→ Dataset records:
▽
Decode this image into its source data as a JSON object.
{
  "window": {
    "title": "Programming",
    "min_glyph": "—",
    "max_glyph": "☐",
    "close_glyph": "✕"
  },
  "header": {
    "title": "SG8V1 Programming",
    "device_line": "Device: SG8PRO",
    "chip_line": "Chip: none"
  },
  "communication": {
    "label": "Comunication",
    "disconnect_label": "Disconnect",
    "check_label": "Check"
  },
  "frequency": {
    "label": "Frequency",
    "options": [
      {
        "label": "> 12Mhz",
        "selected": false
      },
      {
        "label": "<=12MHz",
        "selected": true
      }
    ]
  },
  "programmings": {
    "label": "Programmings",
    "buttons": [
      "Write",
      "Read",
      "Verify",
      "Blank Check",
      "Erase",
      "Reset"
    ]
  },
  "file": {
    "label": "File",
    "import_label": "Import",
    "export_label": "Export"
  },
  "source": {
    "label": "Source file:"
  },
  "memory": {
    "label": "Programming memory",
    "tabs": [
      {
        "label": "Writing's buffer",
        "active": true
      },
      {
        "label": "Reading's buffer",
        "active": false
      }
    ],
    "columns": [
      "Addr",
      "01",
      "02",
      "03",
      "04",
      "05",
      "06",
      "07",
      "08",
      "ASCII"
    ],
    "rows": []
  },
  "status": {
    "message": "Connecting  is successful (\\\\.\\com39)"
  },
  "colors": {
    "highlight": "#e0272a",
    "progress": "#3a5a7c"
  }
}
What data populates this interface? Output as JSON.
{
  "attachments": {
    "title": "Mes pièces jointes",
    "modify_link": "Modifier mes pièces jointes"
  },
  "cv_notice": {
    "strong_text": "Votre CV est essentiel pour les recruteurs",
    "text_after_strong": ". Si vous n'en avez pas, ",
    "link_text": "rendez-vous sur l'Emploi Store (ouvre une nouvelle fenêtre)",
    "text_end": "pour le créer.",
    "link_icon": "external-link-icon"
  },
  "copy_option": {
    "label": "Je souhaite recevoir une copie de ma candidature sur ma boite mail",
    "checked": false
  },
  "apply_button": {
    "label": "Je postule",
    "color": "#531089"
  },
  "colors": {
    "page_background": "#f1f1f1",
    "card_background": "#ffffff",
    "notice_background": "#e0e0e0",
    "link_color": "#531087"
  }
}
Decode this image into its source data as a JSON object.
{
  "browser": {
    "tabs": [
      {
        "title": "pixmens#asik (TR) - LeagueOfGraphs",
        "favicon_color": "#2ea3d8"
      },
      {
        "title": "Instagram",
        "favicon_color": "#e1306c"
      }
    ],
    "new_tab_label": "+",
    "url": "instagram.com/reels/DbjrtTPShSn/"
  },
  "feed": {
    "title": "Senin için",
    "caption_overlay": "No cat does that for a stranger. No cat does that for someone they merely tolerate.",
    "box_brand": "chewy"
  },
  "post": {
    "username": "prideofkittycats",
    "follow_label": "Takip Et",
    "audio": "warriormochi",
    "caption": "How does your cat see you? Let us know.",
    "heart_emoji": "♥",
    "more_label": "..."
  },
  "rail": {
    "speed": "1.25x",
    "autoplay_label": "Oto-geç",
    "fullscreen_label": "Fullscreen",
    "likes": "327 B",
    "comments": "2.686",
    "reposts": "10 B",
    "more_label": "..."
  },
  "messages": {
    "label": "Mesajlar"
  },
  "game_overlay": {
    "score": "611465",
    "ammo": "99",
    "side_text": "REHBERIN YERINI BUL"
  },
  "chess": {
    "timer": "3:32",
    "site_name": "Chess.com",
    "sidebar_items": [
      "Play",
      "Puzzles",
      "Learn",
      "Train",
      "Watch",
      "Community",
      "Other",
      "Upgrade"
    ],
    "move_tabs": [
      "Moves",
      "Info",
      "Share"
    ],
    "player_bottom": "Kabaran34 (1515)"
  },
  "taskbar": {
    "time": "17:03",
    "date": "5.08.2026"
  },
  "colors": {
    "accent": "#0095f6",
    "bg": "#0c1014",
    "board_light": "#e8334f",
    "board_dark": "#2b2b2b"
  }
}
△
Across the preceding material, how many lines contain the word "jointes"? State the number alone.

2